▶ [SOAL SINGKAT A]
Ambil setiap baris dari catatan yang memuat kata "tick". Huruf besar dan kecil dibedakan.

▶ [ARTIKEL]

Wilayah Berikut Mengalami Musim Kemarau Lebih Awal

Indonesiaplus.id – Dalam konferensi pers daring pada Senin (6/3), Kepala Badan Meteorologi, Klimatologi, dan Geofisika (BMKG), Dwikorita Karnawati, mengumumkan bahwa pada tahun 2023, sebagian besar wilayah di Indonesia akan mengalami musim kemarau lebih awal dari biasanya. BMKG mencatat bahwa sebanyak 289 zona musim atau 41,34 persen zona musim di Indonesia dijadwalkan akan mengalami musim kemarau.
Menurut Dwikorita Karnawati, wilayah-wilayah yang diprediksi akan mengalami musim kemarau lebih awal adalah sebagian wilayah Sumatera Utara, sebagian Jawa, sebagian kecil Bali, sebagian Nusa Tenggara, sebagian Kalimantan, dan sebagian Sulawesi.
“Sekitar 29 persen wilayah atau 200 zona musim di Indonesia akan mengalami musim kemarau pada waktu yang normal. Juga, ada 95 zona atau sekitar 13,6 persen wilayah di Indonesia yang diperkirakan akan mengalami penundaan musim kemarau, ” katanya.

▶ [DATA YANG DIBERIKAN]
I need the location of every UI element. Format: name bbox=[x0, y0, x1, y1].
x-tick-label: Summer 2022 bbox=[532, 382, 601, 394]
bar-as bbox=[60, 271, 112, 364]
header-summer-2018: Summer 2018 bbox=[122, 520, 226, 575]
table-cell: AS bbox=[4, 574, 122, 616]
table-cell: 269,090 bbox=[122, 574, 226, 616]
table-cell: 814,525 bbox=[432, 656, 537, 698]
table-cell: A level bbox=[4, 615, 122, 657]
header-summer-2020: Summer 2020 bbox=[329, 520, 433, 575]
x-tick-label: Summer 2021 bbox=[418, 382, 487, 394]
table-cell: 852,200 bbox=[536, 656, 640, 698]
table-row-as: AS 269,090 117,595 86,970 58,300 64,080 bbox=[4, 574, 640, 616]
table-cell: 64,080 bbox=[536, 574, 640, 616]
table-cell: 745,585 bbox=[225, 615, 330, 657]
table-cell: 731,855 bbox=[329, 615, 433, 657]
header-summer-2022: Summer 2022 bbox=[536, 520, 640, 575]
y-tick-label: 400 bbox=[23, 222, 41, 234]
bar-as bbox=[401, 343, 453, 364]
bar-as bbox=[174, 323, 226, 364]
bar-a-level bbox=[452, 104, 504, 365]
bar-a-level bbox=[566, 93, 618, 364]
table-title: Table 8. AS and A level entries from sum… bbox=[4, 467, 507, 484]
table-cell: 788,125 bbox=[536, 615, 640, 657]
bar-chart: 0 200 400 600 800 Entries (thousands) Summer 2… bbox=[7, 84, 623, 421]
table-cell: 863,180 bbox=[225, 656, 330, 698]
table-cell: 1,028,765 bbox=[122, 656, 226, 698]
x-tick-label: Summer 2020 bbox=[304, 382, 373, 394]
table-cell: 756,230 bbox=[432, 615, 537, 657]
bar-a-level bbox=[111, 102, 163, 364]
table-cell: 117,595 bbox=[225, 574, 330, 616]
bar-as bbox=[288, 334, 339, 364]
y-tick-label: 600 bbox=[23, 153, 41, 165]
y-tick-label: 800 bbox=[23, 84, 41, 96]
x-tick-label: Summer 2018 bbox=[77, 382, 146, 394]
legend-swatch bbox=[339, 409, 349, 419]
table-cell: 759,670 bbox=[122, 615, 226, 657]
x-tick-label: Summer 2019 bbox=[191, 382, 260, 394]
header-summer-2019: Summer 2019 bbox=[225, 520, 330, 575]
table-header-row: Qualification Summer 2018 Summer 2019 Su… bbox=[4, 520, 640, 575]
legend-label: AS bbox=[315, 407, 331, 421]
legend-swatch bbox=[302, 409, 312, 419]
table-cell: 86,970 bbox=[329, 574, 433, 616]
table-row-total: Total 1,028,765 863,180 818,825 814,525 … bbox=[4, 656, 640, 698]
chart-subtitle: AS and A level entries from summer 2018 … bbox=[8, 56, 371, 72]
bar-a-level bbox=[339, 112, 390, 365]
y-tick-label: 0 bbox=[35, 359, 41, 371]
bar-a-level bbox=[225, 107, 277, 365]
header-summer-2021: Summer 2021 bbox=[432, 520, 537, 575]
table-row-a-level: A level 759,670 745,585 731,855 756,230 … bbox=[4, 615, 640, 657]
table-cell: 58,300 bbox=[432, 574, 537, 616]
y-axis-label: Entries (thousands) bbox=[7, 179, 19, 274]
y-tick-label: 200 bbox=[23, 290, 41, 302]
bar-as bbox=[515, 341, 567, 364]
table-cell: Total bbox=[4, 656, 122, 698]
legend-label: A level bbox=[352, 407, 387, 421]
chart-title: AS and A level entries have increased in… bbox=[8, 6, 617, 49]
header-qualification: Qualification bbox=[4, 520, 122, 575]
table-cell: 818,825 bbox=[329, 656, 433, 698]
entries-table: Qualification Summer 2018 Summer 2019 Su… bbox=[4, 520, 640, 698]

▶ [SOAL SINGKAT B]
Dalam artikel tentang musim kemarau lebih awal, atas dasar keterangan siapa daftar wilayah yang diprediksi mengalami kemarau lebih awal disebutkan, dan di forum apa keterangan itu disampaikan? Jelaskan dalam satu sampai tiga kalimat.

▶ [JAWABAN LENGKAP A]
x-tick-label: Summer 2022 bbox=[532, 382, 601, 394]
x-tick-label: Summer 2021 bbox=[418, 382, 487, 394]
y-tick-label: 400 bbox=[23, 222, 41, 234]
x-tick-label: Summer 2020 bbox=[304, 382, 373, 394]
y-tick-label: 600 bbox=[23, 153, 41, 165]
y-tick-label: 800 bbox=[23, 84, 41, 96]
x-tick-label: Summer 2018 bbox=[77, 382, 146, 394]
x-tick-label: Summer 2019 bbox=[191, 382, 260, 394]
y-tick-label: 0 bbox=[35, 359, 41, 371]
y-tick-label: 200 bbox=[23, 290, 41, 302]

▶ [JAWABAN LENGKAP B]
Daftar wilayah tersebut, yaitu sebagian Sumatera Utara, sebagian Jawa, sebagian kecil Bali, sebagian Nusa Tenggara, sebagian Kalimantan, dan sebagian Sulawesi, disebutkan berdasarkan keterangan Kepala BMKG, Dwikorita Karnawati. Keterangan itu disampaikan dalam konferensi pers daring pada Senin (6/3).